**Objective**
Go through the entries and count the lines with the string "الإجماع" in them. Give only that number.
** Start of Rows **
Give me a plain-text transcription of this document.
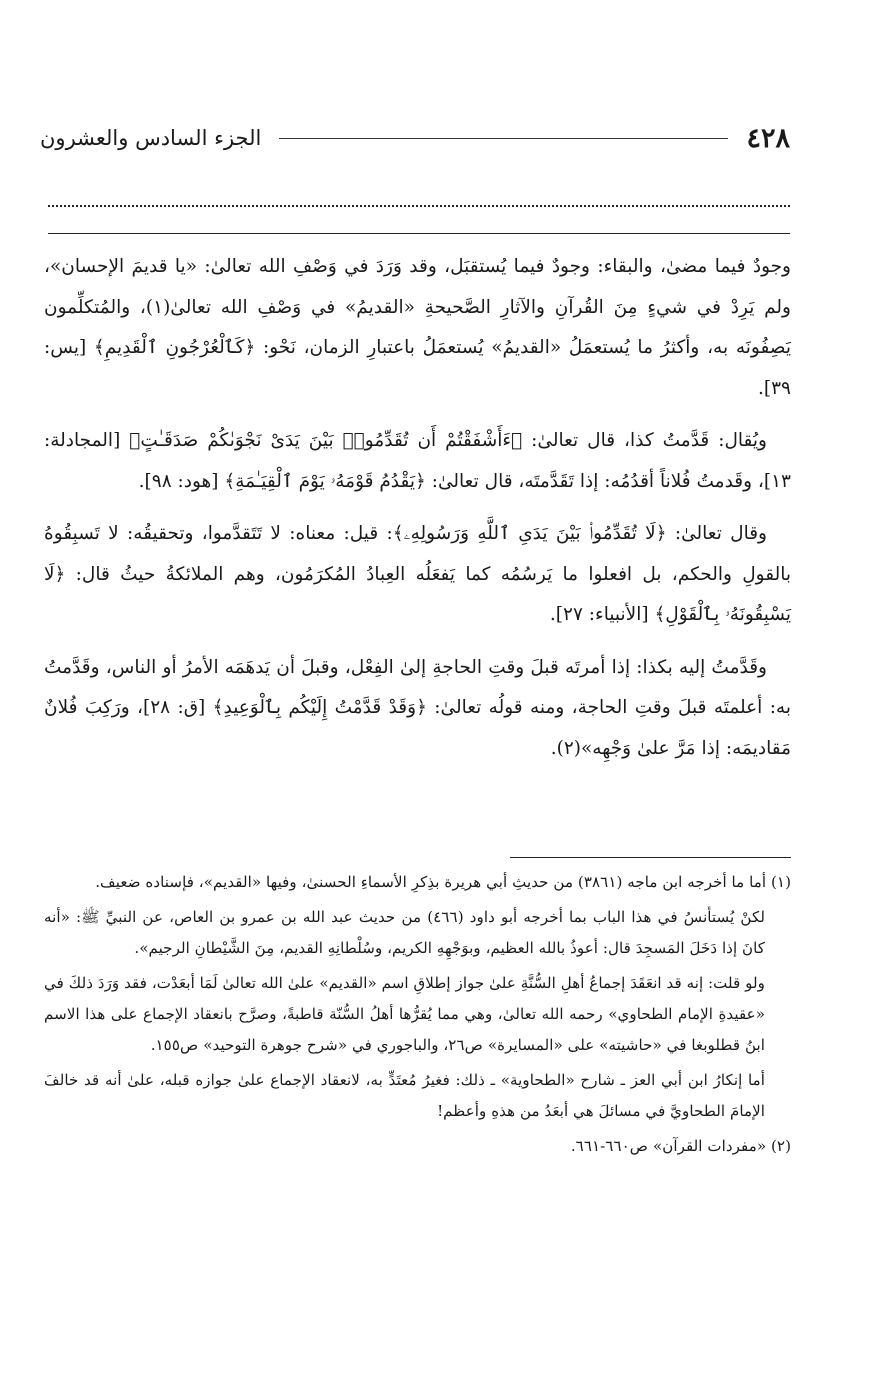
٤٢٨
الجزء السادس والعشرون

وجودٌ فيما مضىٰ، والبقاء: وجودٌ فيما يُستقبَل، وقد وَرَدَ في وَصْفِ الله تعالىٰ: «يا قديمَ الإحسان»، ولم يَرِدْ في شيءٍ مِنَ القُرآنِ والآثارِ الصَّحيحةِ «القديمُ» في وَصْفِ الله تعالىٰ(١)، والمُتكلِّمون يَصِفُونَه به، وأكثرُ ما يُستعمَلُ «القديمُ» يُستعمَلُ باعتبارِ الزمان، نَحْو: ﴿كَٱلْعُرْجُونِ ٱلْقَدِيمِ﴾ [يس: ٣٩].

ويُقال: قَدَّمتُ كذا، قال تعالىٰ: ﴿ءَأَشْفَقْتُمْ أَن تُقَدِّمُوا۟ بَيْنَ يَدَىْ نَجْوَىٰكُمْ صَدَقَـٰتٍ﴾ [المجادلة: ١٣]، وقَدمتُ فُلاناً أقدُمُه: إذا تَقَدَّمتَه، قال تعالىٰ: ﴿يَقْدُمُ قَوْمَهُۥ يَوْمَ ٱلْقِيَـٰمَةِ﴾ [هود: ٩٨].

وقال تعالىٰ: ﴿لَا تُقَدِّمُوا۟ بَيْنَ يَدَىِ ٱللَّهِ وَرَسُولِهِۦ﴾: قيل: معناه: لا تَتَقدَّموا، وتحقيقُه: لا تَسبِقُوهُ بالقولِ والحكم، بل افعلوا ما يَرسُمُه كما يَفعَلُه العِبادُ المُكرَمُون، وهم الملائكةُ حيثُ قال: ﴿لَا يَسْبِقُونَهُۥ بِٱلْقَوْلِ﴾ [الأنبياء: ٢٧].

وقَدَّمتُ إليه بكذا: إذا أمرتَه قبلَ وقتِ الحاجةِ إلىٰ الفِعْل، وقبلَ أن يَدهَمَه الأمرُ أو الناس، وقَدَّمتُ به: أعلمتَه قبلَ وقتِ الحاجة، ومنه قولُه تعالىٰ: ﴿وَقَدْ قَدَّمْتُ إِلَيْكُم بِٱلْوَعِيدِ﴾ [ق: ٢٨]، ورَكِبَ فُلانٌ مَقاديمَه: إذا مَرَّ علىٰ وَجْهِه»(٢).

(١) أما ما أخرجه ابن ماجه (٣٨٦١) من حديثِ أبي هريرة بذِكرِ الأسماءِ الحسنىٰ، وفيها «القديم»، فإسناده ضعيف.

لكنْ يُستأنسُ في هذا الباب بما أخرجه أبو داود (٤٦٦) من حديث عبد الله بن عمرو بن العاص، عن النبيِّ ﷺ: «أنه كانَ إذا دَخَلَ المَسجِدَ قال: أعوذُ بالله العظيم، وبوَجْهِهِ الكريم، وسُلْطانِهِ القديم، مِنَ الشَّيْطانِ الرجيم».

ولو قلت: إنه قد انعَقَدَ إجماعُ أهلِ السُّنَّةِ علىٰ جواز إطلاقِ اسم «القديم» علىٰ الله تعالىٰ لَمَا أبعَدْت، فقد وَرَدَ ذلكَ في «عقيدةِ الإمام الطحاوي» رحمه الله تعالىٰ، وهي مما يُقرُّها أهلُ السُّنّة قاطبةً، وصرَّح بانعقاد الإجماع على هذا الاسم ابنُ قطلوبغا في «حاشيته» على «المسايرة» ص٢٦، والباجوري في «شرح جوهرة التوحيد» ص١٥٥.

أما إنكارُ ابن أبي العز ـ شارح «الطحاوية» ـ ذلك: فغيرُ مُعتَدٍّ به، لانعقاد الإجماع علىٰ جوازه قبله، علىٰ أنه قد خالفَ الإمامَ الطحاويَّ في مسائلَ هي أبعَدُ من هذهِ وأعظم!

(٢) «مفردات القرآن» ص٦٦٠-٦٦١.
** End of Rows **
**Reply to the task**
2